### TASK DIRECTIONS
Transcribe the listing word for word.

+ + + + +

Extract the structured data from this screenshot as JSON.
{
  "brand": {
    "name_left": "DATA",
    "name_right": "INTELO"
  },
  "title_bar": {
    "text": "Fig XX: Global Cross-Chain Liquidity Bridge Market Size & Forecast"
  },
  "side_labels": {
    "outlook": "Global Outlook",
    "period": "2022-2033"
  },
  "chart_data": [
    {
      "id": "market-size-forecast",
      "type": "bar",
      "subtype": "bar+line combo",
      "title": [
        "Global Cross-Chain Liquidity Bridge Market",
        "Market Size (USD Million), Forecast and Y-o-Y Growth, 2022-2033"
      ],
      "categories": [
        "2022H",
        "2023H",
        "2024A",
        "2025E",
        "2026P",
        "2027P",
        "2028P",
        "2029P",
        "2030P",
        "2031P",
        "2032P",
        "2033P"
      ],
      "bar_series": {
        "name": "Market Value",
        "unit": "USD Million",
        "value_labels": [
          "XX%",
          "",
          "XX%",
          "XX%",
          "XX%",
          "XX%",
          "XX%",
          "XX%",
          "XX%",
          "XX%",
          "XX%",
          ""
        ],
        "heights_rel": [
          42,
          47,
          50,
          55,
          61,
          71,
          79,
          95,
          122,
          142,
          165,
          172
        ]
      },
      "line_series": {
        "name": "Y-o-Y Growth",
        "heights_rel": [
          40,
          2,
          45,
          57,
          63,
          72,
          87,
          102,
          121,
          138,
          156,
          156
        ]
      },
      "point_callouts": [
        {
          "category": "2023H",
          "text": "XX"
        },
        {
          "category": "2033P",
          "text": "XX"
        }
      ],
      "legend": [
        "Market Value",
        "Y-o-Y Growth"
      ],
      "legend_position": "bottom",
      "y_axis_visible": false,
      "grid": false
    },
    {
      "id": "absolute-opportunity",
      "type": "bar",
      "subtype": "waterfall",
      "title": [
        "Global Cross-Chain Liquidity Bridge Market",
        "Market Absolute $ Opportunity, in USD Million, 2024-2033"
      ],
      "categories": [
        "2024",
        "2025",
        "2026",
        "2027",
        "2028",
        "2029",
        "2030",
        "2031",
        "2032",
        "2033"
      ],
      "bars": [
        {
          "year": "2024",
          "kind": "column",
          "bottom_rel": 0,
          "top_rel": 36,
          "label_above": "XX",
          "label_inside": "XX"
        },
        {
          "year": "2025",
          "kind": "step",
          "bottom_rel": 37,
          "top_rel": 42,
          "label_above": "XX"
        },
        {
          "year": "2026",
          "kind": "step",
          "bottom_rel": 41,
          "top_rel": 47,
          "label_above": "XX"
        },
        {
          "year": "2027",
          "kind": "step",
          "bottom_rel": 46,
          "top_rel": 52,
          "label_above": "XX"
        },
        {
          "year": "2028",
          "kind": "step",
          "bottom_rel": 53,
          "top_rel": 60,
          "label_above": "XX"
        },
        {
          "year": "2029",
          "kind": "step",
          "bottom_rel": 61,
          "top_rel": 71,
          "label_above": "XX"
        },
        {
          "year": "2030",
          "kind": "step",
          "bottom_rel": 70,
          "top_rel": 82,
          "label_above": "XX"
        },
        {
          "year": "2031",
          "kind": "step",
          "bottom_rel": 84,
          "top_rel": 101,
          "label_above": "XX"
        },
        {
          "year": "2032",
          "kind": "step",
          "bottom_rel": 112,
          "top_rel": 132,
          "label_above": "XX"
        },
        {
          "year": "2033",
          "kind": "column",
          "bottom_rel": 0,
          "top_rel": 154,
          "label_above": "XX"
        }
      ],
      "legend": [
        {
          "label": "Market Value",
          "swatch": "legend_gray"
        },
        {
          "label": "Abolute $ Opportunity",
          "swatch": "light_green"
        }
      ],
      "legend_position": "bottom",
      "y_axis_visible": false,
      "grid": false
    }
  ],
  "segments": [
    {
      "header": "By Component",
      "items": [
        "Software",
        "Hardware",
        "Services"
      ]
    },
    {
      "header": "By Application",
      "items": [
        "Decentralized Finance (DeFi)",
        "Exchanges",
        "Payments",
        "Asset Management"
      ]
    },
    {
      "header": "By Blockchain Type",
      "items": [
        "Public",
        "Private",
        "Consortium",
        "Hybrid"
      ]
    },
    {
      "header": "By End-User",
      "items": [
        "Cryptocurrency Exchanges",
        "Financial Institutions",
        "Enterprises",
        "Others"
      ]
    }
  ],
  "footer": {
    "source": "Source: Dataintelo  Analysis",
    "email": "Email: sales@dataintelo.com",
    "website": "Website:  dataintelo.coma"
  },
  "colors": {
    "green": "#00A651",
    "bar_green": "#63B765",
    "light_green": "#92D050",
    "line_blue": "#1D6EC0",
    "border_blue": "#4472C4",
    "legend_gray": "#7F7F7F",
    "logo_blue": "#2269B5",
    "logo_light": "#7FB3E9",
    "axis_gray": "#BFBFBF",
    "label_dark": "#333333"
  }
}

+ + + + +

### TASK RESPONSE
Extract the structured data from this screenshot as JSON.
{
  "brand": {
    "name_left": "DATA",
    "name_right": "INTELO"
  },
  "title_bar": {
    "text": "Fig XX: Global Cross-Chain Liquidity Bridge Market Size & Forecast"
  },
  "side_labels": {
    "outlook": "Global Outlook",
    "period": "2022-2033"
  },
  "chart_data": [
    {
      "id": "market-size-forecast",
      "type": "bar",
      "subtype": "bar+line combo",
      "title": [
        "Global Cross-Chain Liquidity Bridge Market",
        "Market Size (USD Million), Forecast and Y-o-Y Growth, 2022-2033"
      ],
      "categories": [
        "2022H",
        "2023H",
        "2024A",
        "2025E",
        "2026P",
        "2027P",
        "2028P",
        "2029P",
        "2030P",
        "2031P",
        "2032P",
        "2033P"
      ],
      "bar_series": {
        "name": "Market Value",
        "unit": "USD Million",
        "value_labels": [
          "XX%",
          "",
          "XX%",
          "XX%",
          "XX%",
          "XX%",
          "XX%",
          "XX%",
          "XX%",
          "XX%",
          "XX%",
          ""
        ],
        "heights_rel": [
          42,
          47,
          50,
          55,
          61,
          71,
          79,
          95,
          122,
          142,
          165,
          172
        ]
      },
      "line_series": {
        "name": "Y-o-Y Growth",
        "heights_rel": [
          40,
          2,
          45,
          57,
          63,
          72,
          87,
          102,
          121,
          138,
          156,
          156
        ]
      },
      "point_callouts": [
        {
          "category": "2023H",
          "text": "XX"
        },
        {
          "category": "2033P",
          "text": "XX"
        }
      ],
      "legend": [
        "Market Value",
        "Y-o-Y Growth"
      ],
      "legend_position": "bottom",
      "y_axis_visible": false,
      "grid": false
    },
    {
      "id": "absolute-opportunity",
      "type": "bar",
      "subtype": "waterfall",
      "title": [
        "Global Cross-Chain Liquidity Bridge Market",
        "Market Absolute $ Opportunity, in USD Million, 2024-2033"
      ],
      "categories": [
        "2024",
        "2025",
        "2026",
        "2027",
        "2028",
        "2029",
        "2030",
        "2031",
        "2032",
        "2033"
      ],
      "bars": [
        {
          "year": "2024",
          "kind": "column",
          "bottom_rel": 0,
          "top_rel": 36,
          "label_above": "XX",
          "label_inside": "XX"
        },
        {
          "year": "2025",
          "kind": "step",
          "bottom_rel": 37,
          "top_rel": 42,
          "label_above": "XX"
        },
        {
          "year": "2026",
          "kind": "step",
          "bottom_rel": 41,
          "top_rel": 47,
          "label_above": "XX"
        },
        {
          "year": "2027",
          "kind": "step",
          "bottom_rel": 46,
          "top_rel": 52,
          "label_above": "XX"
        },
        {
          "year": "2028",
          "kind": "step",
          "bottom_rel": 53,
          "top_rel": 60,
          "label_above": "XX"
        },
        {
          "year": "2029",
          "kind": "step",
          "bottom_rel": 61,
          "top_rel": 71,
          "label_above": "XX"
        },
        {
          "year": "2030",
          "kind": "step",
          "bottom_rel": 70,
          "top_rel": 82,
          "label_above": "XX"
        },
        {
          "year": "2031",
          "kind": "step",
          "bottom_rel": 84,
          "top_rel": 101,
          "label_above": "XX"
        },
        {
          "year": "2032",
          "kind": "step",
          "bottom_rel": 112,
          "top_rel": 132,
          "label_above": "XX"
        },
        {
          "year": "2033",
          "kind": "column",
          "bottom_rel": 0,
          "top_rel": 154,
          "label_above": "XX"
        }
      ],
      "legend": [
        {
          "label": "Market Value",
          "swatch": "legend_gray"
        },
        {
          "label": "Abolute $ Opportunity",
          "swatch": "light_green"
        }
      ],
      "legend_position": "bottom",
      "y_axis_visible": false,
      "grid": false
    }
  ],
  "segments": [
    {
      "header": "By Component",
      "items": [
        "Software",
        "Hardware",
        "Services"
      ]
    },
    {
      "header": "By Application",
      "items": [
        "Decentralized Finance (DeFi)",
        "Exchanges",
        "Payments",
        "Asset Management"
      ]
    },
    {
      "header": "By Blockchain Type",
      "items": [
        "Public",
        "Private",
        "Consortium",
        "Hybrid"
      ]
    },
    {
      "header": "By End-User",
      "items": [
        "Cryptocurrency Exchanges",
        "Financial Institutions",
        "Enterprises",
        "Others"
      ]
    }
  ],
  "footer": {
    "source": "Source: Dataintelo  Analysis",
    "email": "Email: sales@dataintelo.com",
    "website": "Website:  dataintelo.coma"
  },
  "colors": {
    "green": "#00A651",
    "bar_green": "#63B765",
    "light_green": "#92D050",
    "line_blue": "#1D6EC0",
    "border_blue": "#4472C4",
    "legend_gray": "#7F7F7F",
    "logo_blue": "#2269B5",
    "logo_light": "#7FB3E9",
    "axis_gray": "#BFBFBF",
    "label_dark": "#333333"
  }
}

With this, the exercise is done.